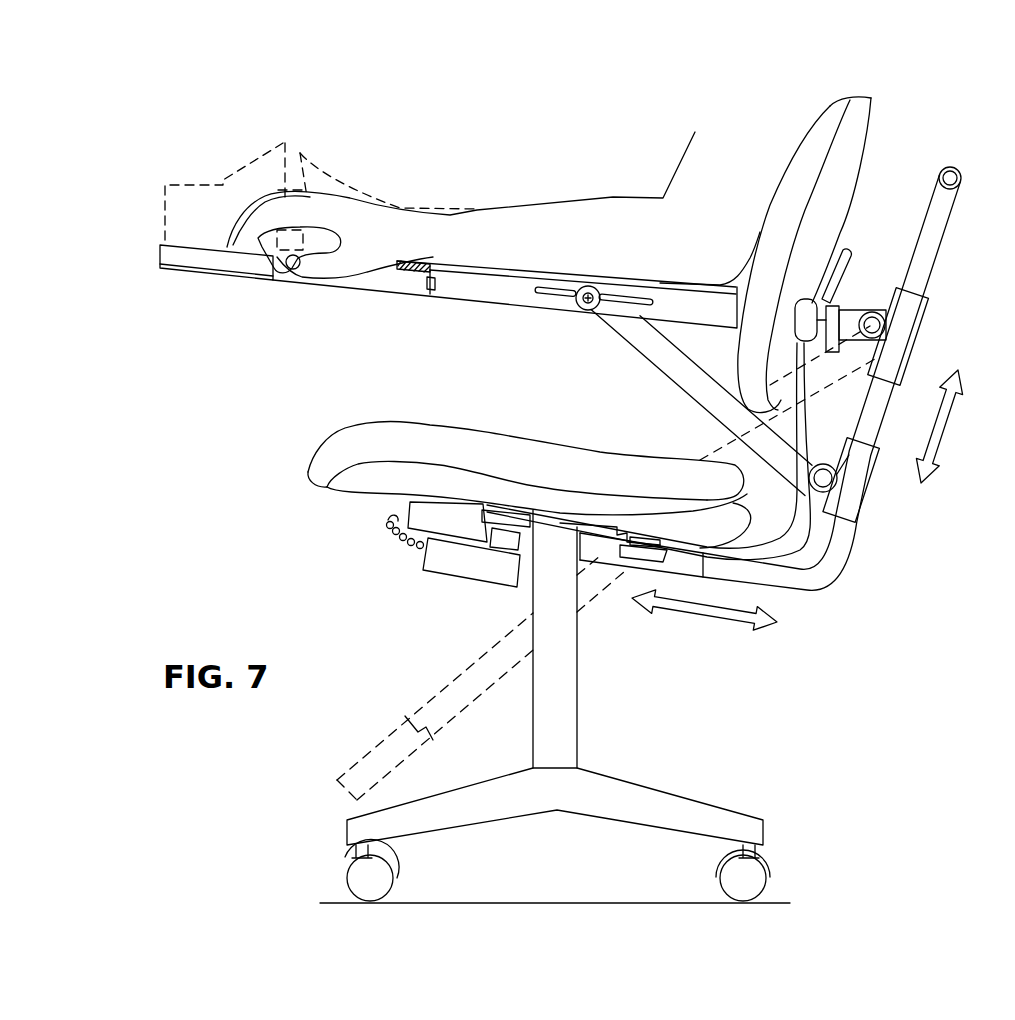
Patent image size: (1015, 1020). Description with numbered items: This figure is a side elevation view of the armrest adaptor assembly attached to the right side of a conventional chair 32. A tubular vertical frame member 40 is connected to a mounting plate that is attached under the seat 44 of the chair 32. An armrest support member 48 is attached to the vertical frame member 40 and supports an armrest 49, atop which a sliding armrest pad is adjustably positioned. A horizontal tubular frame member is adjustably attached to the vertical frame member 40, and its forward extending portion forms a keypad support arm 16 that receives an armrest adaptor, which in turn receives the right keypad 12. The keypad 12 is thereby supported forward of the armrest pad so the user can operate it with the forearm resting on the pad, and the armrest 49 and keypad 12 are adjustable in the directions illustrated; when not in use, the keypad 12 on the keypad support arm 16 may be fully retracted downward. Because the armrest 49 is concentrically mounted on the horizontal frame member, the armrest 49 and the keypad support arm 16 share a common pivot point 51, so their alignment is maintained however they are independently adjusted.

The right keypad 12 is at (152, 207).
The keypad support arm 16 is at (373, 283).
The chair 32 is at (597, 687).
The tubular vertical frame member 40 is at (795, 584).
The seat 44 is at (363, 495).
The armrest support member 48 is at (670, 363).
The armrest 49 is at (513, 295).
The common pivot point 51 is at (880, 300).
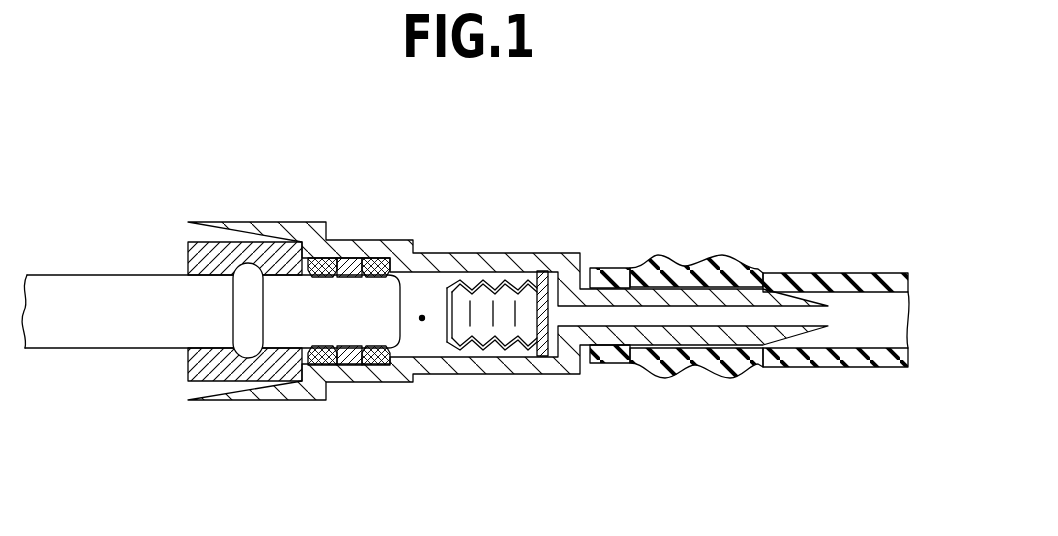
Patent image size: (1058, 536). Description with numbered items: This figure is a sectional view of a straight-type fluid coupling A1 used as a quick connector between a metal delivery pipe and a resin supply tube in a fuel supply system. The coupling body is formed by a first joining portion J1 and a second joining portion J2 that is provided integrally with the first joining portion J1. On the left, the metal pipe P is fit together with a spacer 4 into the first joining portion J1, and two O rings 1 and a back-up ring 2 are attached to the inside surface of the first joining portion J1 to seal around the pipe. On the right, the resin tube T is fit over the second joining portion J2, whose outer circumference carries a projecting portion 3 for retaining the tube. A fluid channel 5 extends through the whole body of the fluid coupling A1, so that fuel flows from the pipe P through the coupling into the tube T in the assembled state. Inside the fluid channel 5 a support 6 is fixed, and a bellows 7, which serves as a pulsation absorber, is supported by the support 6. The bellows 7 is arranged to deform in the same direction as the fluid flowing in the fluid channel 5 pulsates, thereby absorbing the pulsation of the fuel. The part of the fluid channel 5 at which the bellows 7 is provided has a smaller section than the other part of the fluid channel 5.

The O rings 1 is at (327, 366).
────
Short task:
Return the entries above line for line and unchanged, but leave out the pictures.

Reply to the task:
Patent image size: (1015, 1020). Description with numbered items: This figure is a side elevation view of the armrest adaptor assembly attached to the right side of a conventional chair 32. A tubular vertical frame member 40 is connected to a mounting plate that is attached under the seat 44 of the chair 32. An armrest support member 48 is attached to the vertical frame member 40 and supports an armrest 49, atop which a sliding armrest pad is adjustably positioned. A horizontal tubular frame member is adjustably attached to the vertical frame member 40, and its forward extending portion forms a keypad support arm 16 that receives an armrest adaptor, which in turn receives the right keypad 12. The keypad 12 is thereby supported forward of the armrest pad so the user can operate it with the forearm resting on the pad, and the armrest 49 and keypad 12 are adjustable in the directions illustrated; when not in use, the keypad 12 on the keypad support arm 16 may be fully retracted downward. Because the armrest 49 is concentrically mounted on the horizontal frame member, the armrest 49 and the keypad support arm 16 share a common pivot point 51, so their alignment is maintained however they are independently adjusted.

The right keypad 12 is at (152, 207).
The keypad support arm 16 is at (373, 283).
The chair 32 is at (597, 687).
The tubular vertical frame member 40 is at (795, 584).
The seat 44 is at (363, 495).
The armrest support member 48 is at (670, 363).
The armrest 49 is at (513, 295).
The common pivot point 51 is at (880, 300).
Patent image size: (1058, 536). Description with numbered items: This figure is a sectional view of a straight-type fluid coupling A1 used as a quick connector between a metal delivery pipe and a resin supply tube in a fuel supply system. The coupling body is formed by a first joining portion J1 and a second joining portion J2 that is provided integrally with the first joining portion J1. On the left, the metal pipe P is fit together with a spacer 4 into the first joining portion J1, and two O rings 1 and a back-up ring 2 are attached to the inside surface of the first joining portion J1 to seal around the pipe. On the right, the resin tube T is fit over the second joining portion J2, whose outer circumference carries a projecting portion 3 for retaining the tube. A fluid channel 5 extends through the whole body of the fluid coupling A1, so that fuel flows from the pipe P through the coupling into the tube T in the assembled state. Inside the fluid channel 5 a support 6 is fixed, and a bellows 7, which serves as a pulsation absorber, is supported by the support 6. The bellows 7 is arranged to deform in the same direction as the fluid flowing in the fluid channel 5 pulsates, thereby absorbing the pulsation of the fuel. The part of the fluid channel 5 at which the bellows 7 is provided has a smaller section than the other part of the fluid channel 5.

The O rings 1 is at (327, 366).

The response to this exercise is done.